▸ **Work instructions**: Reproduce the entries verbatim, starting at the first line and ending with the line containing "section-heading-current-state: Υφιστάμενη Κατάσταση", including that line.

---- Input records

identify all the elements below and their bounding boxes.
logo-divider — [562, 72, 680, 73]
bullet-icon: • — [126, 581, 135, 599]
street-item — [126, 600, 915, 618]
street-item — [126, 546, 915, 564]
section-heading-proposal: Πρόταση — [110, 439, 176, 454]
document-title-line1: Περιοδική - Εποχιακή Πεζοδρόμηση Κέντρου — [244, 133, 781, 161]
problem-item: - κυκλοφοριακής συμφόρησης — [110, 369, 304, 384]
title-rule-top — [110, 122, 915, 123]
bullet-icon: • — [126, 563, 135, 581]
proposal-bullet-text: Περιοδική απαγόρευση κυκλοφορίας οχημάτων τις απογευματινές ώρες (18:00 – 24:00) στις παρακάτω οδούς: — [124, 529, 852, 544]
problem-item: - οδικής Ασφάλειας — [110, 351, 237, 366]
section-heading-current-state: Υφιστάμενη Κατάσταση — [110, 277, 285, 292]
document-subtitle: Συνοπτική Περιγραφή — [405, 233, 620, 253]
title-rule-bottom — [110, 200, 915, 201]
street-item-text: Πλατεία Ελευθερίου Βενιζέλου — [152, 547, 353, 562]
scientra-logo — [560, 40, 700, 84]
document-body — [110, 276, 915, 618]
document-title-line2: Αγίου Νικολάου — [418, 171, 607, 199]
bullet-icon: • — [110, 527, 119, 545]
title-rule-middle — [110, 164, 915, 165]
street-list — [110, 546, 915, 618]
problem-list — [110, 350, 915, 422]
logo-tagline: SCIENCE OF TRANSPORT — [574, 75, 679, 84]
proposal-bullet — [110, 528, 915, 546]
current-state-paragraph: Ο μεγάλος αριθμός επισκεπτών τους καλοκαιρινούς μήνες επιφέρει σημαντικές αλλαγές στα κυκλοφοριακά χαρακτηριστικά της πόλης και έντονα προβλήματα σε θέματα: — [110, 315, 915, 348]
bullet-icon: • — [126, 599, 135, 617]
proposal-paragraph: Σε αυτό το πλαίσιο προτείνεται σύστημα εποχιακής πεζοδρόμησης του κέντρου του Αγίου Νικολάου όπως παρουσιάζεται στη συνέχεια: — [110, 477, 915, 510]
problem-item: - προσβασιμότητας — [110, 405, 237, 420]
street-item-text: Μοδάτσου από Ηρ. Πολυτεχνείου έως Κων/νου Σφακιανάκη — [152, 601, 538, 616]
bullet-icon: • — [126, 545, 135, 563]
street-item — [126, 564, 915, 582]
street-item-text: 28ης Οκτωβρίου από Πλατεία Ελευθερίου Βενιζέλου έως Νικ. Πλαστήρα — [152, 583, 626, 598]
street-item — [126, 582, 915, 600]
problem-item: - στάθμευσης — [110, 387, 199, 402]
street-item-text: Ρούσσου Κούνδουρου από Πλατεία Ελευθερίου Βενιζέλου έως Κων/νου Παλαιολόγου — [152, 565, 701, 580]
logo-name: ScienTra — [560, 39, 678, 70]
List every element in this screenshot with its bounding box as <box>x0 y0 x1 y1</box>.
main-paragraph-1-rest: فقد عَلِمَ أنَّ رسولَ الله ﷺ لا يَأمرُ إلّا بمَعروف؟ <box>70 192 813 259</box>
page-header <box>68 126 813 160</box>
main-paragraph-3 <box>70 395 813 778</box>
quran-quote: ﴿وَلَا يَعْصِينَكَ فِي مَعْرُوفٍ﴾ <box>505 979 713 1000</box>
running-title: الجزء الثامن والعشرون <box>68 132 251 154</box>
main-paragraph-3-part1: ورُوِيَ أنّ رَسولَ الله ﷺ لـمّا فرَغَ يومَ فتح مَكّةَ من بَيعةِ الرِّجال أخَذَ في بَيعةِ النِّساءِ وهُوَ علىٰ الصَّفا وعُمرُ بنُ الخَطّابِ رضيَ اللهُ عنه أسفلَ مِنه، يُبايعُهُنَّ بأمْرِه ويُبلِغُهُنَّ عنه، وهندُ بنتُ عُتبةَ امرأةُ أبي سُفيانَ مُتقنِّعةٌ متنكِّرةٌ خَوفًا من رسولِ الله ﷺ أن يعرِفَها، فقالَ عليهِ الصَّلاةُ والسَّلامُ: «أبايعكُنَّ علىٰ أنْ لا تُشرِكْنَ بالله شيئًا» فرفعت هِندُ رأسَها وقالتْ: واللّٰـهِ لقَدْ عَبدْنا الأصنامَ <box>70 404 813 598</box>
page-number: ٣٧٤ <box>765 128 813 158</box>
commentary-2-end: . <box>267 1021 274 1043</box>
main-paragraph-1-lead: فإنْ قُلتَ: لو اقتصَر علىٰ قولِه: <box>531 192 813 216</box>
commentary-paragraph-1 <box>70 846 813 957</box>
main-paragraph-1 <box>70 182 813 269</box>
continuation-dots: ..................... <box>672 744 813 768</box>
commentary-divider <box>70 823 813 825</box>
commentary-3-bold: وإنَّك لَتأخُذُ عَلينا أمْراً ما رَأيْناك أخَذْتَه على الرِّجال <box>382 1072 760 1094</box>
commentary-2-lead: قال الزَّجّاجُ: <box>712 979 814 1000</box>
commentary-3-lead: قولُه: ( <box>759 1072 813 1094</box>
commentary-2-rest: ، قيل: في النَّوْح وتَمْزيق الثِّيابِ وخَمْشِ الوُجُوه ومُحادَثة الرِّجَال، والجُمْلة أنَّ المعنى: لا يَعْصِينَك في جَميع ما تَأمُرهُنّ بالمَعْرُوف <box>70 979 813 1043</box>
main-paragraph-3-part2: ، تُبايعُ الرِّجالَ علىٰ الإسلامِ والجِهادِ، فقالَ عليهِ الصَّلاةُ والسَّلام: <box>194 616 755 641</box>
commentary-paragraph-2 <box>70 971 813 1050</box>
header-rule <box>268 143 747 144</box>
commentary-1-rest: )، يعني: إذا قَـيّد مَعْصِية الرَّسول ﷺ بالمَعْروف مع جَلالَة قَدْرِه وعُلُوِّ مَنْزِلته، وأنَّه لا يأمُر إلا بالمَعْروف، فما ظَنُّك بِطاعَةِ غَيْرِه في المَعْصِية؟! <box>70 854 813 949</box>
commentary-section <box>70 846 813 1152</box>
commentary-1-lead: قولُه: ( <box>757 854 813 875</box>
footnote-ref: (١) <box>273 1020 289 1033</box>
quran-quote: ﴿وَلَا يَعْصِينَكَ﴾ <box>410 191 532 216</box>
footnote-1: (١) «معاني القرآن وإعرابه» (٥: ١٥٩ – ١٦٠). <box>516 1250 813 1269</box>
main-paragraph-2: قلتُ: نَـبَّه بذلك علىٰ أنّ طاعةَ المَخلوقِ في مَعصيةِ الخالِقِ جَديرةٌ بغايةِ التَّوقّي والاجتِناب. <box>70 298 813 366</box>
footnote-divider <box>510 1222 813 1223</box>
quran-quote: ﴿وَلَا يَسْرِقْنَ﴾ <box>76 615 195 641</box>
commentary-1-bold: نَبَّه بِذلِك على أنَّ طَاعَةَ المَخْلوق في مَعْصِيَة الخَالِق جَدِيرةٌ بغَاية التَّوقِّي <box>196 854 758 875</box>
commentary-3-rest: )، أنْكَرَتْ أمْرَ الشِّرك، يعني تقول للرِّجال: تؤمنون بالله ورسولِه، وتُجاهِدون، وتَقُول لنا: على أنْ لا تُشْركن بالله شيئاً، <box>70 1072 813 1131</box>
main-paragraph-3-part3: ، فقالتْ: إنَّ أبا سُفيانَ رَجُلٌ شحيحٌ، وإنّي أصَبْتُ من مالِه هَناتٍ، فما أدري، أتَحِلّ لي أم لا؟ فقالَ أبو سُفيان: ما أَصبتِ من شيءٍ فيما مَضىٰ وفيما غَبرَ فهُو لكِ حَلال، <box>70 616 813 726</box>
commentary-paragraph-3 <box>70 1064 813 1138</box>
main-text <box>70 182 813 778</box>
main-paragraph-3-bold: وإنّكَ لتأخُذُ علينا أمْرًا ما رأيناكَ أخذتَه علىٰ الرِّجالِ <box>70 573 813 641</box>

--------

▸ **Exercise result**:
identify all the elements below and their bounding boxes.
logo-divider — [562, 72, 680, 73]
bullet-icon: • — [126, 581, 135, 599]
street-item — [126, 600, 915, 618]
street-item — [126, 546, 915, 564]
section-heading-proposal: Πρόταση — [110, 439, 176, 454]
document-title-line1: Περιοδική - Εποχιακή Πεζοδρόμηση Κέντρου — [244, 133, 781, 161]
problem-item: - κυκλοφοριακής συμφόρησης — [110, 369, 304, 384]
title-rule-top — [110, 122, 915, 123]
bullet-icon: • — [126, 563, 135, 581]
proposal-bullet-text: Περιοδική απαγόρευση κυκλοφορίας οχημάτων τις απογευματινές ώρες (18:00 – 24:00) στις παρακάτω οδούς: — [124, 529, 852, 544]
problem-item: - οδικής Ασφάλειας — [110, 351, 237, 366]
section-heading-current-state: Υφιστάμενη Κατάσταση — [110, 277, 285, 292]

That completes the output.